### Information shown ###

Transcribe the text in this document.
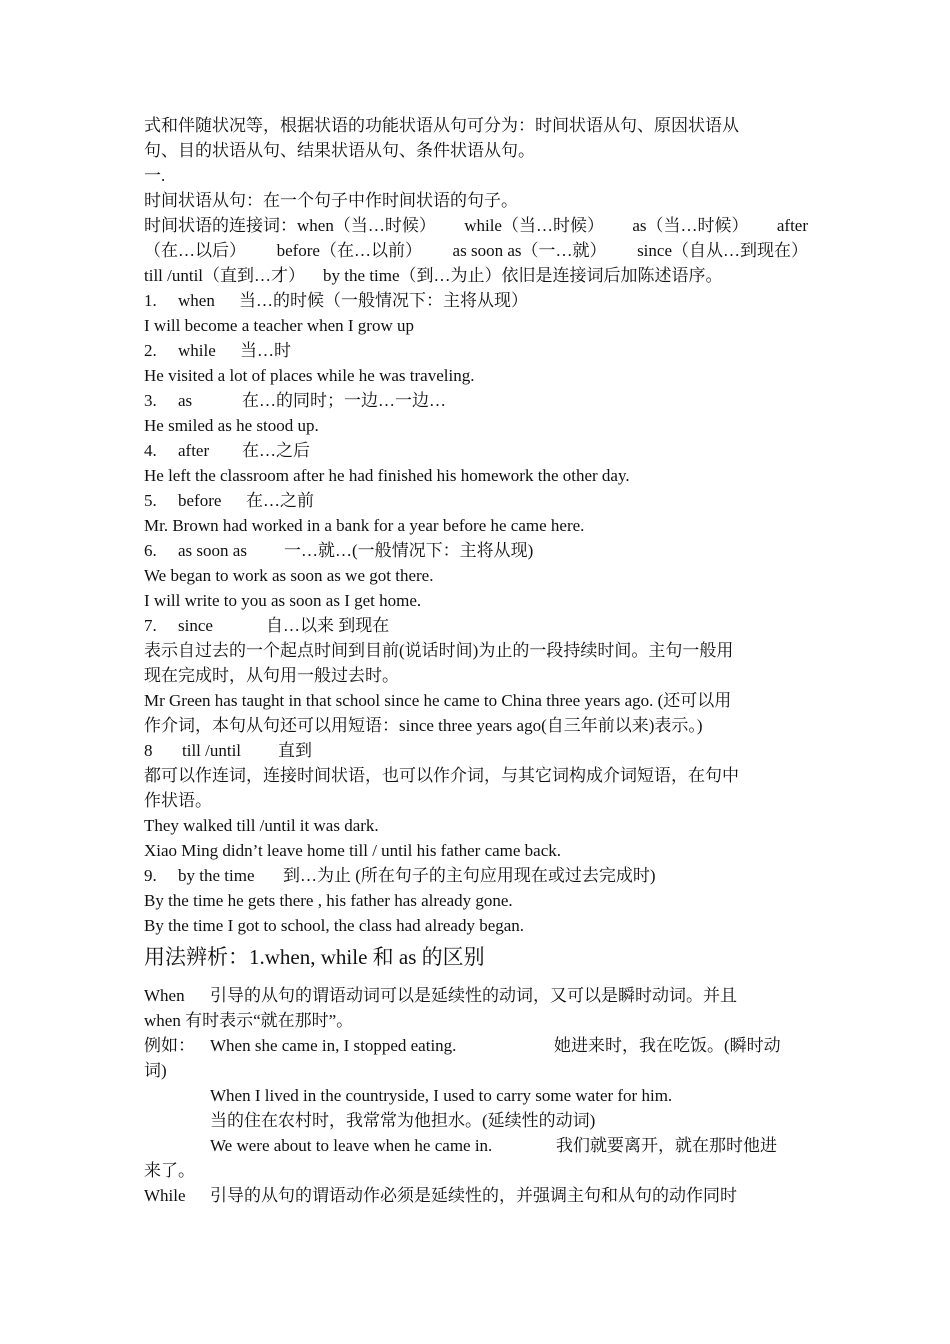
式和伴随状况等，根据状语的功能状语从句可分为：时间状语从句、原因状语从
句、目的状语从句、结果状语从句、条件状语从句。
一.
时间状语从句：在一个句子中作时间状语的句子。
时间状语的连接词：when（当…时候） while（当…时候） as（当…时候） after
（在…以后） before（在…以前） as soon as（一…就） since（自从…到现在）
till /until（直到…才） by the time（到…为止）依旧是连接词后加陈述语序。
1. when 当…的时候（一般情况下：主将从现）
I will become a teacher when I grow up
2. while 当…时
He visited a lot of places while he was traveling.
3. as	在…的同时；一边…一边…
He smiled as he stood up.
4. after 在…之后
He left the classroom after he had finished his homework the other day.
5. before 在…之前
Mr. Brown had worked in a bank for a year before he came here.
6. as soon as 一…就…(一般情况下：主将从现)
We began to work as soon as we got there.
I will write to you as soon as I get home.
7. since	自…以来 到现在
表示自过去的一个起点时间到目前(说话时间)为止的一段持续时间。主句一般用
现在完成时，从句用一般过去时。
Mr Green has taught in that school since he came to China three years ago. (还可以用
作介词，本句从句还可以用短语：since three years ago(自三年前以来)表示。)
8 till /until 直到
都可以作连词，连接时间状语，也可以作介词，与其它词构成介词短语，在句中
作状语。
They walked till /until it was dark.
Xiao Ming didn’t leave home till / until his father came back.
9. by the time 到…为止 (所在句子的主句应用现在或过去完成时)
By the time he gets there , his father has already gone.
By the time I got to school, the class had already began.
用法辨析：1.when, while 和 as 的区别
When 引导的从句的谓语动词可以是延续性的动词，又可以是瞬时动词。并且
when 有时表示“就在那时”。
例如： When she came in, I stopped eating.	她进来时，我在吃饭。(瞬时动
词)
When I lived in the countryside, I used to carry some water for him.
当的住在农村时，我常常为他担水。(延续性的动词)
We were about to leave when he came in.	我们就要离开，就在那时他进
来了。
While 引导的从句的谓语动作必须是延续性的，并强调主句和从句的动作同时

###

**Goal**
Make an exact copy of every entry above, minus the images.

**Written answer**
Transcribe the text in this document.
式和伴随状况等，根据状语的功能状语从句可分为：时间状语从句、原因状语从
句、目的状语从句、结果状语从句、条件状语从句。
一.
时间状语从句：在一个句子中作时间状语的句子。
时间状语的连接词：when（当…时候） while（当…时候） as（当…时候） after
（在…以后） before（在…以前） as soon as（一…就） since（自从…到现在）
till /until（直到…才） by the time（到…为止）依旧是连接词后加陈述语序。
1. when 当…的时候（一般情况下：主将从现）
I will become a teacher when I grow up
2. while 当…时
He visited a lot of places while he was traveling.
3. as	在…的同时；一边…一边…
He smiled as he stood up.
4. after 在…之后
He left the classroom after he had finished his homework the other day.
5. before 在…之前
Mr. Brown had worked in a bank for a year before he came here.
6. as soon as 一…就…(一般情况下：主将从现)
We began to work as soon as we got there.
I will write to you as soon as I get home.
7. since	自…以来 到现在
表示自过去的一个起点时间到目前(说话时间)为止的一段持续时间。主句一般用
现在完成时，从句用一般过去时。
Mr Green has taught in that school since he came to China three years ago. (还可以用
作介词，本句从句还可以用短语：since three years ago(自三年前以来)表示。)
8 till /until 直到
都可以作连词，连接时间状语，也可以作介词，与其它词构成介词短语，在句中
作状语。
They walked till /until it was dark.
Xiao Ming didn’t leave home till / until his father came back.
9. by the time 到…为止 (所在句子的主句应用现在或过去完成时)
By the time he gets there , his father has already gone.
By the time I got to school, the class had already began.
用法辨析：1.when, while 和 as 的区别
When 引导的从句的谓语动词可以是延续性的动词，又可以是瞬时动词。并且
when 有时表示“就在那时”。
例如： When she came in, I stopped eating.	她进来时，我在吃饭。(瞬时动
词)
When I lived in the countryside, I used to carry some water for him.
当的住在农村时，我常常为他担水。(延续性的动词)
We were about to leave when he came in.	我们就要离开，就在那时他进
来了。
While 引导的从句的谓语动作必须是延续性的，并强调主句和从句的动作同时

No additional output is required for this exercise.